Requirements:
List every line of the records that contains the string "interactable".

Data extracted from a collection:

>> start

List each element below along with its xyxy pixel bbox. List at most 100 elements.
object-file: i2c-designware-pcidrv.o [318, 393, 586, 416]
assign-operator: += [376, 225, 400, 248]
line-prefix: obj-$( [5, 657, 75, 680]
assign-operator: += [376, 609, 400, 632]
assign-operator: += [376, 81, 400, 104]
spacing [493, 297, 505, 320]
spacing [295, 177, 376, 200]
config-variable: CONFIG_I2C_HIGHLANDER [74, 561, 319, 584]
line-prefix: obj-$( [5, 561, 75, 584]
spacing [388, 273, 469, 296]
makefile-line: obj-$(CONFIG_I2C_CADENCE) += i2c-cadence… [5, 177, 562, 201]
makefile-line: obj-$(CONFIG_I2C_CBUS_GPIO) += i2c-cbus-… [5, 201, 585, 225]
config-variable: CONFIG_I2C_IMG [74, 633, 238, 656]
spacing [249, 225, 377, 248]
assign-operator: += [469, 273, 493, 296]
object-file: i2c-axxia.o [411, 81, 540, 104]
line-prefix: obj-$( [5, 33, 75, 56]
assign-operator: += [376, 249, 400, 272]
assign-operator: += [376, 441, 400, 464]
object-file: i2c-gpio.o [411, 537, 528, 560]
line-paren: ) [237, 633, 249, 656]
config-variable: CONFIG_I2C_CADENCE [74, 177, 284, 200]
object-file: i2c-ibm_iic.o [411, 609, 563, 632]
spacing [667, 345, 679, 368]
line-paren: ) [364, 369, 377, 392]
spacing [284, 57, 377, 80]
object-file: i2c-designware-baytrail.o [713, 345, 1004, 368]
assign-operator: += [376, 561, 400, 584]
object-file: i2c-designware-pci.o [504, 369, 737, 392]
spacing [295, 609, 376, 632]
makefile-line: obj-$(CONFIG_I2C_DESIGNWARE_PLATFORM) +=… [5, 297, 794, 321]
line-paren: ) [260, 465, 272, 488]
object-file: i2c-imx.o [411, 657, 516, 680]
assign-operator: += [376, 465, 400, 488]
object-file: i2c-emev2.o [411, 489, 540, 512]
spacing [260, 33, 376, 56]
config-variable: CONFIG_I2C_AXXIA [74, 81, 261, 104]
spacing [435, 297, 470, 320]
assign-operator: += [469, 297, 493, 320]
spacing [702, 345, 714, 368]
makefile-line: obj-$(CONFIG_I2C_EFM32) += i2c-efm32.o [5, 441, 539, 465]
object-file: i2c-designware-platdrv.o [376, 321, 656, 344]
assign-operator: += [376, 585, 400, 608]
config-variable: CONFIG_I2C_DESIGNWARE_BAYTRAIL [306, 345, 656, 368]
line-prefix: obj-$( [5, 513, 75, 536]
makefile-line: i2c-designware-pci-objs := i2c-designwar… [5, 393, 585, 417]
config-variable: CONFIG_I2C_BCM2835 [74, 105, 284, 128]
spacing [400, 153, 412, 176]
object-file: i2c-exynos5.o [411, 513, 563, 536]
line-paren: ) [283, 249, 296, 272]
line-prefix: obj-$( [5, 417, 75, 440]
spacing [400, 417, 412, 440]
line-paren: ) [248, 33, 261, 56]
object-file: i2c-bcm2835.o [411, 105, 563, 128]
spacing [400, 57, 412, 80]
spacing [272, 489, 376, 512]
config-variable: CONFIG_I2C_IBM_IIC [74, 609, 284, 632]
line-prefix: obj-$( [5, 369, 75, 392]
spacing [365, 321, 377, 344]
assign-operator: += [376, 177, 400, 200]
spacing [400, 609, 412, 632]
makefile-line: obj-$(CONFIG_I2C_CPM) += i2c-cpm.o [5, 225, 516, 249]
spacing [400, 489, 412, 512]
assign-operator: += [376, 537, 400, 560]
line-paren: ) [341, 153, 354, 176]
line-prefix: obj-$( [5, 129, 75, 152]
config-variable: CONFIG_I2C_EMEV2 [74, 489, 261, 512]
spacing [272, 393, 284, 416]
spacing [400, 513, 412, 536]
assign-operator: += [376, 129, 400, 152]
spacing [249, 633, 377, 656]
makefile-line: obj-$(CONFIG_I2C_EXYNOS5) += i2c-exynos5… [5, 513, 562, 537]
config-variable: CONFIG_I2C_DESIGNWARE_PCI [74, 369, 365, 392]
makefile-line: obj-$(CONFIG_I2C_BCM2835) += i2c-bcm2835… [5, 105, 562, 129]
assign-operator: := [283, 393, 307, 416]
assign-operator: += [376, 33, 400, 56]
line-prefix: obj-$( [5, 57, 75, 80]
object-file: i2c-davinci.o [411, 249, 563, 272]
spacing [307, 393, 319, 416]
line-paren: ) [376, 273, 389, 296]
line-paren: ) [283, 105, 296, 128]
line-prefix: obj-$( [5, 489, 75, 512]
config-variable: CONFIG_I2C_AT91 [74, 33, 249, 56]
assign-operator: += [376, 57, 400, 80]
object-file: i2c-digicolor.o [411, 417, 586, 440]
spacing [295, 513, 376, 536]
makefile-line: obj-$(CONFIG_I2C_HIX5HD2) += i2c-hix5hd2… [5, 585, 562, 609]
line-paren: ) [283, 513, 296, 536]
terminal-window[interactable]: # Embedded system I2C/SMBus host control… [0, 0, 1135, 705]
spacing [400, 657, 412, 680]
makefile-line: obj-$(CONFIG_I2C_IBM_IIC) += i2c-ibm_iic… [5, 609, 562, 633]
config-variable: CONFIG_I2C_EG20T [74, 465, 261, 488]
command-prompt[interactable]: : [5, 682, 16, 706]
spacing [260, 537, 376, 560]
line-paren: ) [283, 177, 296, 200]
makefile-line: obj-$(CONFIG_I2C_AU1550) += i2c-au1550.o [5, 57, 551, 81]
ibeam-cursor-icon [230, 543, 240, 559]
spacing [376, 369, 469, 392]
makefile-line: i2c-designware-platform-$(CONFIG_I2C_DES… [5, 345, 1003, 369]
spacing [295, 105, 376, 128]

>> end

Answer to the exercise:
terminal-window[interactable]: # Embedded system I2C/SMBus host control… [0, 0, 1135, 705]
command-prompt[interactable]: : [5, 682, 16, 706]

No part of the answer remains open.